> _EXERCISE DIRECTIONS_
Copy all records verbatim.

# # # # #

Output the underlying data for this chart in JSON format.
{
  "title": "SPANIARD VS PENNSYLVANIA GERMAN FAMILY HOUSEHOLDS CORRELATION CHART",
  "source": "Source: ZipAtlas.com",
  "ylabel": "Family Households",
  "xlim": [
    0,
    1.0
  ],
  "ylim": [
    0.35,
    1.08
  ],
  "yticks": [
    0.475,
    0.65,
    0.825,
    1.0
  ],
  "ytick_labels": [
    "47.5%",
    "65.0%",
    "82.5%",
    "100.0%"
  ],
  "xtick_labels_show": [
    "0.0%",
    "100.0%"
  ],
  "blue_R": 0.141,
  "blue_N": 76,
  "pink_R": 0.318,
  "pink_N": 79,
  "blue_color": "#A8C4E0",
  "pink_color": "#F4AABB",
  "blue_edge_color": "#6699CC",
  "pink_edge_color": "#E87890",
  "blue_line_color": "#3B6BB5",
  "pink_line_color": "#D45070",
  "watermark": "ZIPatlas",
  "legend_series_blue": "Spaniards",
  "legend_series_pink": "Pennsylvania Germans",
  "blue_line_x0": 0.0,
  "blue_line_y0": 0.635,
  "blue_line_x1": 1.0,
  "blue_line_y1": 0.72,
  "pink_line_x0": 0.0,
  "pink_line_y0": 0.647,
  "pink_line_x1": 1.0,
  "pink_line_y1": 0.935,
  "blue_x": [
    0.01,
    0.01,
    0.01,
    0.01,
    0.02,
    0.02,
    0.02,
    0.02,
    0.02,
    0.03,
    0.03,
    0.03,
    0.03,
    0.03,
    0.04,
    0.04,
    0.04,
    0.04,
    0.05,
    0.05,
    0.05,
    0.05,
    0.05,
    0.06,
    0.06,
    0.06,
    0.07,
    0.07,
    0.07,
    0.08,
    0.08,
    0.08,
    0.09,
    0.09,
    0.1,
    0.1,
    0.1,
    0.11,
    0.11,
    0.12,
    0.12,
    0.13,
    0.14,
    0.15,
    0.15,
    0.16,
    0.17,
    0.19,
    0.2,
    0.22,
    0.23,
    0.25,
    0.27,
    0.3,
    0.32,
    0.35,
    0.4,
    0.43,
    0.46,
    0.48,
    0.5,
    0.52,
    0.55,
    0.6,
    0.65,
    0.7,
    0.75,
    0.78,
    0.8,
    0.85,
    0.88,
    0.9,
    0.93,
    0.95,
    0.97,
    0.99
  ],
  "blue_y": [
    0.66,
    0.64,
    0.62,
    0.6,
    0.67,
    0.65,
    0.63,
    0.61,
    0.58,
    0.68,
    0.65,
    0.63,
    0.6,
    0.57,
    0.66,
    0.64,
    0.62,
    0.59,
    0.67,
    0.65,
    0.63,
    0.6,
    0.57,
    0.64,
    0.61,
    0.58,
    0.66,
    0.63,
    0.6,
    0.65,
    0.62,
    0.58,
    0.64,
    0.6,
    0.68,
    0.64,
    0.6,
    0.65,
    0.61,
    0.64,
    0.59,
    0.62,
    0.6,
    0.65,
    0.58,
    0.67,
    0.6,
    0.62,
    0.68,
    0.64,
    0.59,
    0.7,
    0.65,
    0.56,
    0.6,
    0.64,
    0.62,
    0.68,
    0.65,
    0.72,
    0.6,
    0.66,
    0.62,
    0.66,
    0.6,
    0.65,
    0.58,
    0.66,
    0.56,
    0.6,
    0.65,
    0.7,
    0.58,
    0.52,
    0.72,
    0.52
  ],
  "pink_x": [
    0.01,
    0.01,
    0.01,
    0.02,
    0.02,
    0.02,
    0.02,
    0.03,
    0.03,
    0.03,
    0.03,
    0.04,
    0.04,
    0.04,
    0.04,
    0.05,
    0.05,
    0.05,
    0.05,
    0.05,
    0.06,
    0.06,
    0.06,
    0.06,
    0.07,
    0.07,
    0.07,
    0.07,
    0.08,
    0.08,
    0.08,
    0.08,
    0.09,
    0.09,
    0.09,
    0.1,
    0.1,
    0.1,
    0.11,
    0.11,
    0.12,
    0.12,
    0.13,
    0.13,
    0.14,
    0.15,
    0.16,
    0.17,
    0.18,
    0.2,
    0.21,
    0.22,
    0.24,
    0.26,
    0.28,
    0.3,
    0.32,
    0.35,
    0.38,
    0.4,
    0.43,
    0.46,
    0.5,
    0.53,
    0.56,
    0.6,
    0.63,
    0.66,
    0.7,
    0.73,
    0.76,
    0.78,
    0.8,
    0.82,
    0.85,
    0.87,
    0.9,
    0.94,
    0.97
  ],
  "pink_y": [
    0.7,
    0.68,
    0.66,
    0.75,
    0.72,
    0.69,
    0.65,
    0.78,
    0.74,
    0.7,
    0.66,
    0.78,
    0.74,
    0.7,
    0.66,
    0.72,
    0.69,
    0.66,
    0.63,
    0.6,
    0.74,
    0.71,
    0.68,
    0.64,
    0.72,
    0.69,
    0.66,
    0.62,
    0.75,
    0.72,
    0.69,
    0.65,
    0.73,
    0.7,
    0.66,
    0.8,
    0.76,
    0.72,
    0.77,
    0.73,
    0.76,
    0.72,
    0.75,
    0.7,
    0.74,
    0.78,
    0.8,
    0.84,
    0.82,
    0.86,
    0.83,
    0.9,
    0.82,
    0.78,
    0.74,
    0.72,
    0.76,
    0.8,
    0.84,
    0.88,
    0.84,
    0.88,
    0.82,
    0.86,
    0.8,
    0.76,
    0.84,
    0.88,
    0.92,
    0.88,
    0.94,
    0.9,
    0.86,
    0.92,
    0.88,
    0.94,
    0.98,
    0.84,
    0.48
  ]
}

# # # # #

> _REPLY_
Output the underlying data for this chart in JSON format.
{
  "title": "SPANIARD VS PENNSYLVANIA GERMAN FAMILY HOUSEHOLDS CORRELATION CHART",
  "source": "Source: ZipAtlas.com",
  "ylabel": "Family Households",
  "xlim": [
    0,
    1.0
  ],
  "ylim": [
    0.35,
    1.08
  ],
  "yticks": [
    0.475,
    0.65,
    0.825,
    1.0
  ],
  "ytick_labels": [
    "47.5%",
    "65.0%",
    "82.5%",
    "100.0%"
  ],
  "xtick_labels_show": [
    "0.0%",
    "100.0%"
  ],
  "blue_R": 0.141,
  "blue_N": 76,
  "pink_R": 0.318,
  "pink_N": 79,
  "blue_color": "#A8C4E0",
  "pink_color": "#F4AABB",
  "blue_edge_color": "#6699CC",
  "pink_edge_color": "#E87890",
  "blue_line_color": "#3B6BB5",
  "pink_line_color": "#D45070",
  "watermark": "ZIPatlas",
  "legend_series_blue": "Spaniards",
  "legend_series_pink": "Pennsylvania Germans",
  "blue_line_x0": 0.0,
  "blue_line_y0": 0.635,
  "blue_line_x1": 1.0,
  "blue_line_y1": 0.72,
  "pink_line_x0": 0.0,
  "pink_line_y0": 0.647,
  "pink_line_x1": 1.0,
  "pink_line_y1": 0.935,
  "blue_x": [
    0.01,
    0.01,
    0.01,
    0.01,
    0.02,
    0.02,
    0.02,
    0.02,
    0.02,
    0.03,
    0.03,
    0.03,
    0.03,
    0.03,
    0.04,
    0.04,
    0.04,
    0.04,
    0.05,
    0.05,
    0.05,
    0.05,
    0.05,
    0.06,
    0.06,
    0.06,
    0.07,
    0.07,
    0.07,
    0.08,
    0.08,
    0.08,
    0.09,
    0.09,
    0.1,
    0.1,
    0.1,
    0.11,
    0.11,
    0.12,
    0.12,
    0.13,
    0.14,
    0.15,
    0.15,
    0.16,
    0.17,
    0.19,
    0.2,
    0.22,
    0.23,
    0.25,
    0.27,
    0.3,
    0.32,
    0.35,
    0.4,
    0.43,
    0.46,
    0.48,
    0.5,
    0.52,
    0.55,
    0.6,
    0.65,
    0.7,
    0.75,
    0.78,
    0.8,
    0.85,
    0.88,
    0.9,
    0.93,
    0.95,
    0.97,
    0.99
  ],
  "blue_y": [
    0.66,
    0.64,
    0.62,
    0.6,
    0.67,
    0.65,
    0.63,
    0.61,
    0.58,
    0.68,
    0.65,
    0.63,
    0.6,
    0.57,
    0.66,
    0.64,
    0.62,
    0.59,
    0.67,
    0.65,
    0.63,
    0.6,
    0.57,
    0.64,
    0.61,
    0.58,
    0.66,
    0.63,
    0.6,
    0.65,
    0.62,
    0.58,
    0.64,
    0.6,
    0.68,
    0.64,
    0.6,
    0.65,
    0.61,
    0.64,
    0.59,
    0.62,
    0.6,
    0.65,
    0.58,
    0.67,
    0.6,
    0.62,
    0.68,
    0.64,
    0.59,
    0.7,
    0.65,
    0.56,
    0.6,
    0.64,
    0.62,
    0.68,
    0.65,
    0.72,
    0.6,
    0.66,
    0.62,
    0.66,
    0.6,
    0.65,
    0.58,
    0.66,
    0.56,
    0.6,
    0.65,
    0.7,
    0.58,
    0.52,
    0.72,
    0.52
  ],
  "pink_x": [
    0.01,
    0.01,
    0.01,
    0.02,
    0.02,
    0.02,
    0.02,
    0.03,
    0.03,
    0.03,
    0.03,
    0.04,
    0.04,
    0.04,
    0.04,
    0.05,
    0.05,
    0.05,
    0.05,
    0.05,
    0.06,
    0.06,
    0.06,
    0.06,
    0.07,
    0.07,
    0.07,
    0.07,
    0.08,
    0.08,
    0.08,
    0.08,
    0.09,
    0.09,
    0.09,
    0.1,
    0.1,
    0.1,
    0.11,
    0.11,
    0.12,
    0.12,
    0.13,
    0.13,
    0.14,
    0.15,
    0.16,
    0.17,
    0.18,
    0.2,
    0.21,
    0.22,
    0.24,
    0.26,
    0.28,
    0.3,
    0.32,
    0.35,
    0.38,
    0.4,
    0.43,
    0.46,
    0.5,
    0.53,
    0.56,
    0.6,
    0.63,
    0.66,
    0.7,
    0.73,
    0.76,
    0.78,
    0.8,
    0.82,
    0.85,
    0.87,
    0.9,
    0.94,
    0.97
  ],
  "pink_y": [
    0.7,
    0.68,
    0.66,
    0.75,
    0.72,
    0.69,
    0.65,
    0.78,
    0.74,
    0.7,
    0.66,
    0.78,
    0.74,
    0.7,
    0.66,
    0.72,
    0.69,
    0.66,
    0.63,
    0.6,
    0.74,
    0.71,
    0.68,
    0.64,
    0.72,
    0.69,
    0.66,
    0.62,
    0.75,
    0.72,
    0.69,
    0.65,
    0.73,
    0.7,
    0.66,
    0.8,
    0.76,
    0.72,
    0.77,
    0.73,
    0.76,
    0.72,
    0.75,
    0.7,
    0.74,
    0.78,
    0.8,
    0.84,
    0.82,
    0.86,
    0.83,
    0.9,
    0.82,
    0.78,
    0.74,
    0.72,
    0.76,
    0.8,
    0.84,
    0.88,
    0.84,
    0.88,
    0.82,
    0.86,
    0.8,
    0.76,
    0.84,
    0.88,
    0.92,
    0.88,
    0.94,
    0.9,
    0.86,
    0.92,
    0.88,
    0.94,
    0.98,
    0.84,
    0.48
  ]
}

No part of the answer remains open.